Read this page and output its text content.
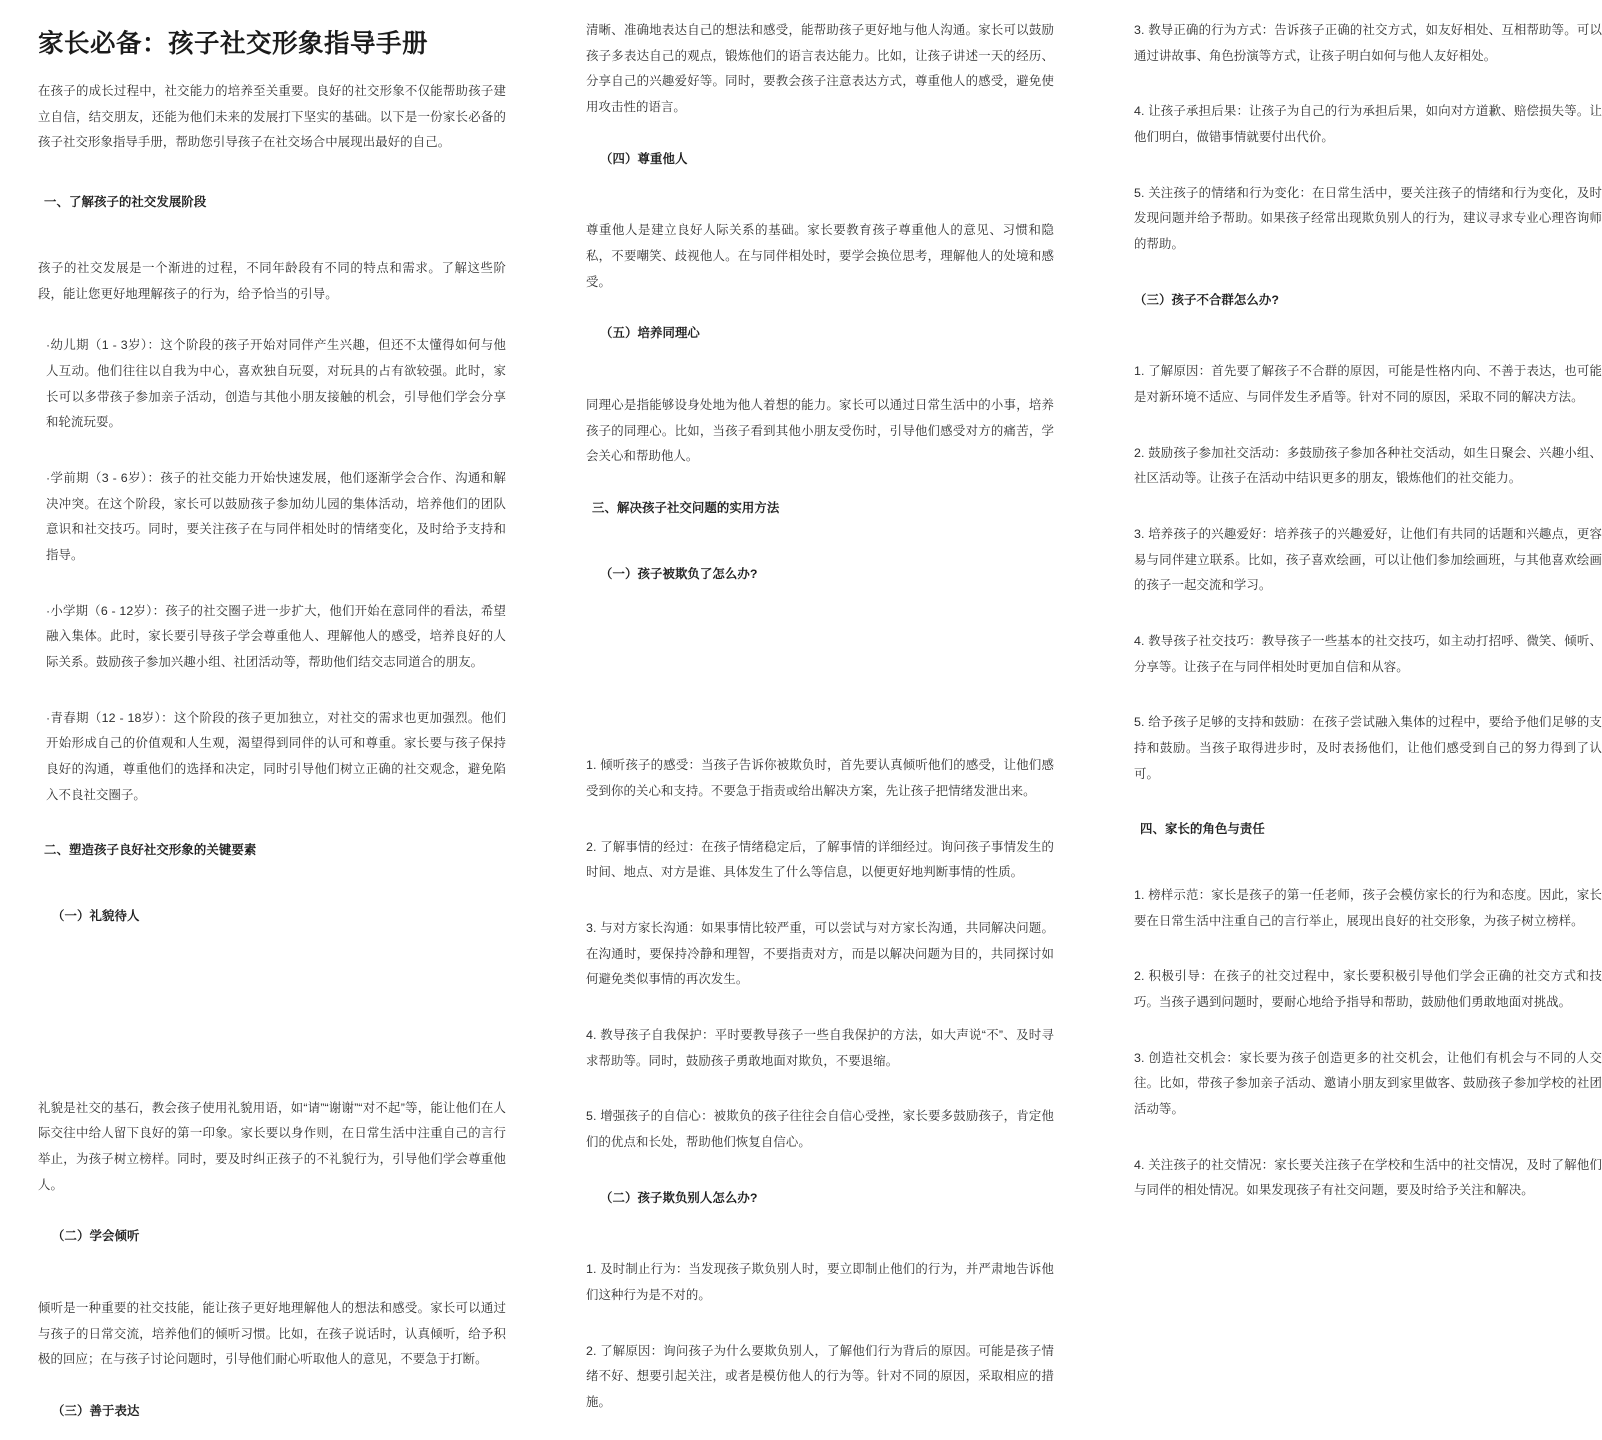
家长必备：孩子社交形象指导手册

在孩子的成长过程中，社交能力的培养至关重要。良好的社交形象不仅能帮助孩子建立自信，结交朋友，还能为他们未来的发展打下坚实的基础。以下是一份家长必备的孩子社交形象指导手册，帮助您引导孩子在社交场合中展现出最好的自己。

一、了解孩子的社交发展阶段

孩子的社交发展是一个渐进的过程，不同年龄段有不同的特点和需求。了解这些阶段，能让您更好地理解孩子的行为，给予恰当的引导。

·幼儿期（1 - 3岁）：这个阶段的孩子开始对同伴产生兴趣，但还不太懂得如何与他人互动。他们往往以自我为中心，喜欢独自玩耍，对玩具的占有欲较强。此时，家长可以多带孩子参加亲子活动，创造与其他小朋友接触的机会，引导他们学会分享和轮流玩耍。

·学前期（3 - 6岁）：孩子的社交能力开始快速发展，他们逐渐学会合作、沟通和解决冲突。在这个阶段，家长可以鼓励孩子参加幼儿园的集体活动，培养他们的团队意识和社交技巧。同时，要关注孩子在与同伴相处时的情绪变化，及时给予支持和指导。

·小学期（6 - 12岁）：孩子的社交圈子进一步扩大，他们开始在意同伴的看法，希望融入集体。此时，家长要引导孩子学会尊重他人、理解他人的感受，培养良好的人际关系。鼓励孩子参加兴趣小组、社团活动等，帮助他们结交志同道合的朋友。

·青春期（12 - 18岁）：这个阶段的孩子更加独立，对社交的需求也更加强烈。他们开始形成自己的价值观和人生观，渴望得到同伴的认可和尊重。家长要与孩子保持良好的沟通，尊重他们的选择和决定，同时引导他们树立正确的社交观念，避免陷入不良社交圈子。

二、塑造孩子良好社交形象的关键要素

（一）礼貌待人

礼貌是社交的基石，教会孩子使用礼貌用语，如“请”“谢谢”“对不起”等，能让他们在人际交往中给人留下良好的第一印象。家长要以身作则，在日常生活中注重自己的言行举止，为孩子树立榜样。同时，要及时纠正孩子的不礼貌行为，引导他们学会尊重他人。

（二）学会倾听

倾听是一种重要的社交技能，能让孩子更好地理解他人的想法和感受。家长可以通过与孩子的日常交流，培养他们的倾听习惯。比如，在孩子说话时，认真倾听，给予积极的回应；在与孩子讨论问题时，引导他们耐心听取他人的意见，不要急于打断。

（三）善于表达

清晰、准确地表达自己的想法和感受，能帮助孩子更好地与他人沟通。家长可以鼓励孩子多表达自己的观点，锻炼他们的语言表达能力。比如，让孩子讲述一天的经历、分享自己的兴趣爱好等。同时，要教会孩子注意表达方式，尊重他人的感受，避免使用攻击性的语言。

（四）尊重他人

尊重他人是建立良好人际关系的基础。家长要教育孩子尊重他人的意见、习惯和隐私，不要嘲笑、歧视他人。在与同伴相处时，要学会换位思考，理解他人的处境和感受。

（五）培养同理心

同理心是指能够设身处地为他人着想的能力。家长可以通过日常生活中的小事，培养孩子的同理心。比如，当孩子看到其他小朋友受伤时，引导他们感受对方的痛苦，学会关心和帮助他人。

三、解决孩子社交问题的实用方法

（一）孩子被欺负了怎么办?

1. 倾听孩子的感受：当孩子告诉你被欺负时，首先要认真倾听他们的感受，让他们感受到你的关心和支持。不要急于指责或给出解决方案，先让孩子把情绪发泄出来。

2. 了解事情的经过：在孩子情绪稳定后，了解事情的详细经过。询问孩子事情发生的时间、地点、对方是谁、具体发生了什么等信息，以便更好地判断事情的性质。

3. 与对方家长沟通：如果事情比较严重，可以尝试与对方家长沟通，共同解决问题。在沟通时，要保持冷静和理智，不要指责对方，而是以解决问题为目的，共同探讨如何避免类似事情的再次发生。

4. 教导孩子自我保护：平时要教导孩子一些自我保护的方法，如大声说“不”、及时寻求帮助等。同时，鼓励孩子勇敢地面对欺负，不要退缩。

5. 增强孩子的自信心：被欺负的孩子往往会自信心受挫，家长要多鼓励孩子，肯定他们的优点和长处，帮助他们恢复自信心。

（二）孩子欺负别人怎么办?

1. 及时制止行为：当发现孩子欺负别人时，要立即制止他们的行为，并严肃地告诉他们这种行为是不对的。

2. 了解原因：询问孩子为什么要欺负别人，了解他们行为背后的原因。可能是孩子情绪不好、想要引起关注，或者是模仿他人的行为等。针对不同的原因，采取相应的措施。

3. 教导正确的行为方式：告诉孩子正确的社交方式，如友好相处、互相帮助等。可以通过讲故事、角色扮演等方式，让孩子明白如何与他人友好相处。

4. 让孩子承担后果：让孩子为自己的行为承担后果，如向对方道歉、赔偿损失等。让他们明白，做错事情就要付出代价。

5. 关注孩子的情绪和行为变化：在日常生活中，要关注孩子的情绪和行为变化，及时发现问题并给予帮助。如果孩子经常出现欺负别人的行为，建议寻求专业心理咨询师的帮助。

（三）孩子不合群怎么办?

1. 了解原因：首先要了解孩子不合群的原因，可能是性格内向、不善于表达，也可能是对新环境不适应、与同伴发生矛盾等。针对不同的原因，采取不同的解决方法。

2. 鼓励孩子参加社交活动：多鼓励孩子参加各种社交活动，如生日聚会、兴趣小组、社区活动等。让孩子在活动中结识更多的朋友，锻炼他们的社交能力。

3. 培养孩子的兴趣爱好：培养孩子的兴趣爱好，让他们有共同的话题和兴趣点，更容易与同伴建立联系。比如，孩子喜欢绘画，可以让他们参加绘画班，与其他喜欢绘画的孩子一起交流和学习。

4. 教导孩子社交技巧：教导孩子一些基本的社交技巧，如主动打招呼、微笑、倾听、分享等。让孩子在与同伴相处时更加自信和从容。

5. 给予孩子足够的支持和鼓励：在孩子尝试融入集体的过程中，要给予他们足够的支持和鼓励。当孩子取得进步时，及时表扬他们，让他们感受到自己的努力得到了认可。

四、家长的角色与责任

1. 榜样示范：家长是孩子的第一任老师，孩子会模仿家长的行为和态度。因此，家长要在日常生活中注重自己的言行举止，展现出良好的社交形象，为孩子树立榜样。

2. 积极引导：在孩子的社交过程中，家长要积极引导他们学会正确的社交方式和技巧。当孩子遇到问题时，要耐心地给予指导和帮助，鼓励他们勇敢地面对挑战。

3. 创造社交机会：家长要为孩子创造更多的社交机会，让他们有机会与不同的人交往。比如，带孩子参加亲子活动、邀请小朋友到家里做客、鼓励孩子参加学校的社团活动等。

4. 关注孩子的社交情况：家长要关注孩子在学校和生活中的社交情况，及时了解他们与同伴的相处情况。如果发现孩子有社交问题，要及时给予关注和解决。
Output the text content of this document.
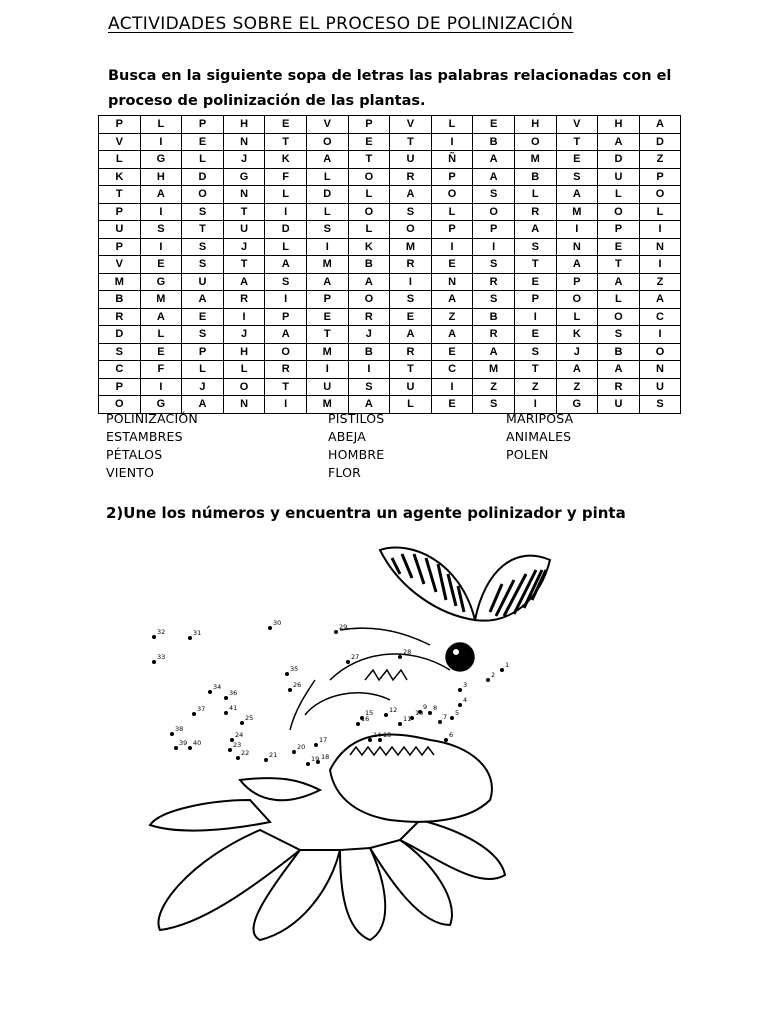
ACTIVIDADES SOBRE EL PROCESO DE POLINIZACIÓN
Busca en la siguiente sopa de letras las palabras relacionadas con el proceso de polinización de las plantas.
P	L	P	H	E	V	P	V	L	E	H	V	H	A
V	I	E	N	T	O	E	T	I	B	O	T	A	D
L	G	L	J	K	A	T	U	Ñ	A	M	E	D	Z
K	H	D	G	F	L	O	R	P	A	B	S	U	P
T	A	O	N	L	D	L	A	O	S	L	A	L	O
P	I	S	T	I	L	O	S	L	O	R	M	O	L
U	S	T	U	D	S	L	O	P	P	A	I	P	I
P	I	S	J	L	I	K	M	I	I	S	N	E	N
V	E	S	T	A	M	B	R	E	S	T	A	T	I
M	G	U	A	S	A	A	I	N	R	E	P	A	Z
B	M	A	R	I	P	O	S	A	S	P	O	L	A
R	A	E	I	P	E	R	E	Z	B	I	L	O	C
D	L	S	J	A	T	J	A	A	R	E	K	S	I
S	E	P	H	O	M	B	R	E	A	S	J	B	O
C	F	L	L	R	I	I	T	C	M	T	A	A	N
P	I	J	O	T	U	S	U	I	Z	Z	Z	R	U
O	G	A	N	I	M	A	L	E	S	I	G	U	S
POLINIZACIÓN	PISTILOS	MARIPOSA
ESTAMBRES	ABEJA	ANIMALES
PÉTALOS	HOMBRE	POLEN
VIENTO	FLOR

2)Une los números y encuentra un agente polinizador y pinta

1
2
3
4
5
6
7
8
9
10
11
12
13
14
15
16
17
18
19
20
21
22
23
24
25
26
27
28
29
30
31
32
33
34
35
36
37
38
39 40
41
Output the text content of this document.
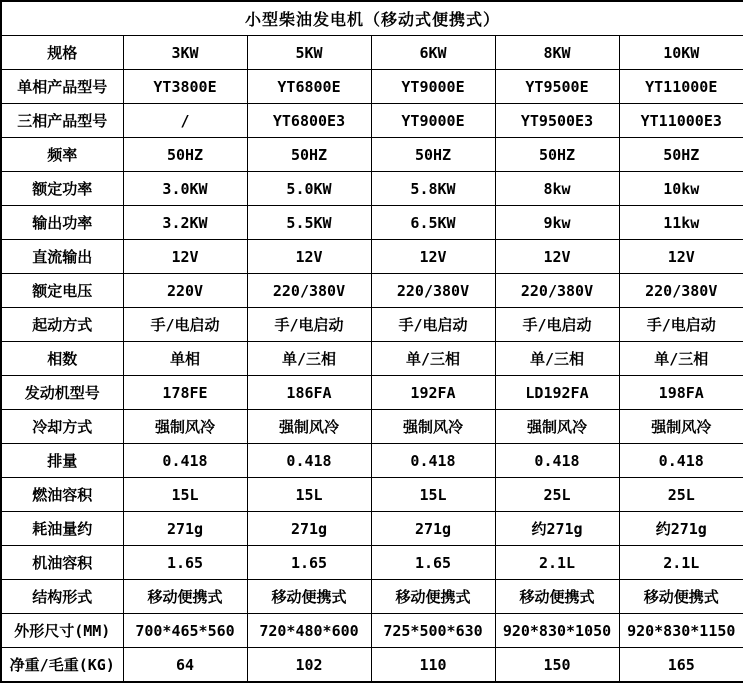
小型柴油发电机（移动式便携式）					
规格	3KW	5KW	6KW	8KW	10KW
单相产品型号	YT3800E	YT6800E	YT9000E	YT9500E	YT11000E
三相产品型号	/	YT6800E3	YT9000E	YT9500E3	YT11000E3
频率	50HZ	50HZ	50HZ	50HZ	50HZ
额定功率	3.0KW	5.0KW	5.8KW	8kw	10kw
输出功率	3.2KW	5.5KW	6.5KW	9kw	11kw
直流输出	12V	12V	12V	12V	12V
额定电压	220V	220/380V	220/380V	220/380V	220/380V
起动方式	手/电启动	手/电启动	手/电启动	手/电启动	手/电启动
相数	单相	单/三相	单/三相	单/三相	单/三相
发动机型号	178FE	186FA	192FA	LD192FA	198FA
冷却方式	强制风冷	强制风冷	强制风冷	强制风冷	强制风冷
排量	0.418	0.418	0.418	0.418	0.418
燃油容积	15L	15L	15L	25L	25L
耗油量约	271g	271g	271g	约271g	约271g
机油容积	1.65	1.65	1.65	2.1L	2.1L
结构形式	移动便携式	移动便携式	移动便携式	移动便携式	移动便携式
外形尺寸(MM)	700*465*560	720*480*600	725*500*630	920*830*1050	920*830*1150
净重/毛重(KG)	64	102	110	150	165
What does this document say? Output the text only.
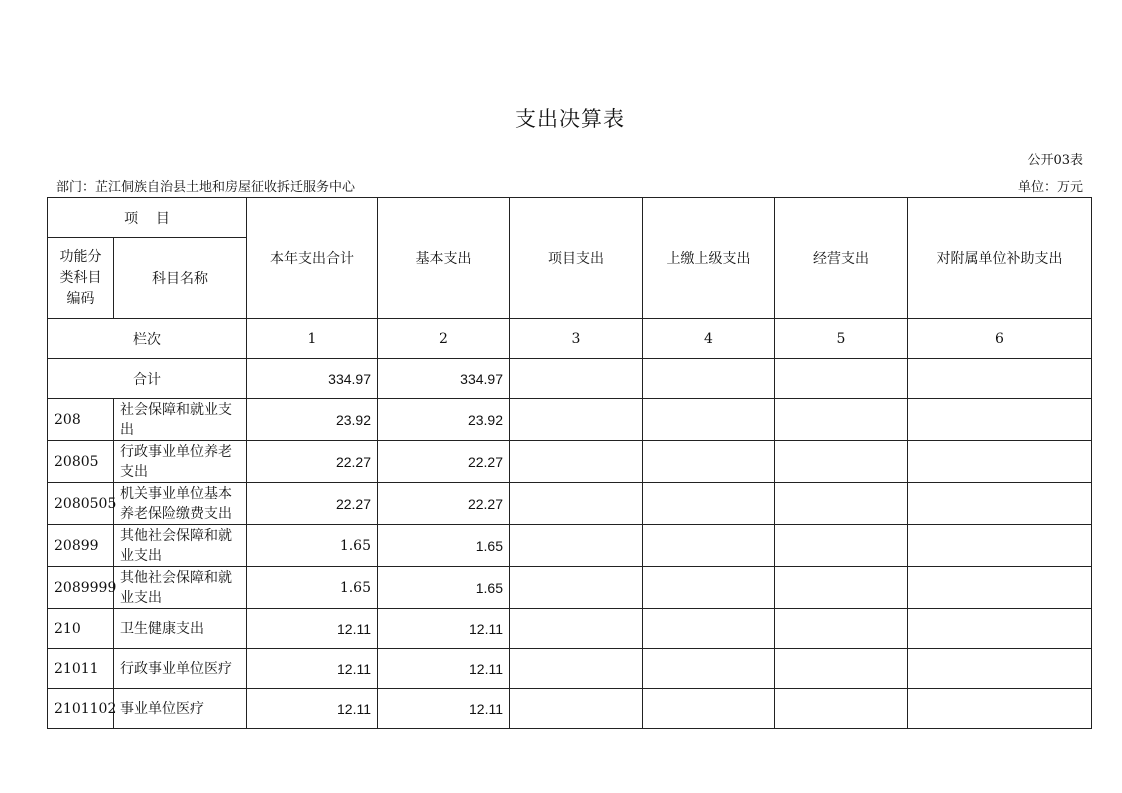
支出决算表
公开03表
部门：芷江侗族自治县土地和房屋征收拆迁服务中心	单位：万元
项    目		本年支出合计	基本支出	项目支出	上缴上级支出	经营支出	对附属单位补助支出
功能分类科目编码	科目名称						
栏次		1	2	3	4	5	6
合计		334.97	334.97				
208	社会保障和就业支出	23.92	23.92				
20805	行政事业单位养老支出	22.27	22.27				
2080505	机关事业单位基本养老保险缴费支出	22.27	22.27				
20899	其他社会保障和就业支出	1.65	1.65				
2089999	其他社会保障和就业支出	1.65	1.65				
210	卫生健康支出	12.11	12.11				
21011	行政事业单位医疗	12.11	12.11				
2101102	事业单位医疗	12.11	12.11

Exercise >> Count every line above that holds the word "text", and state the number and nothing more.

Answer below >> 4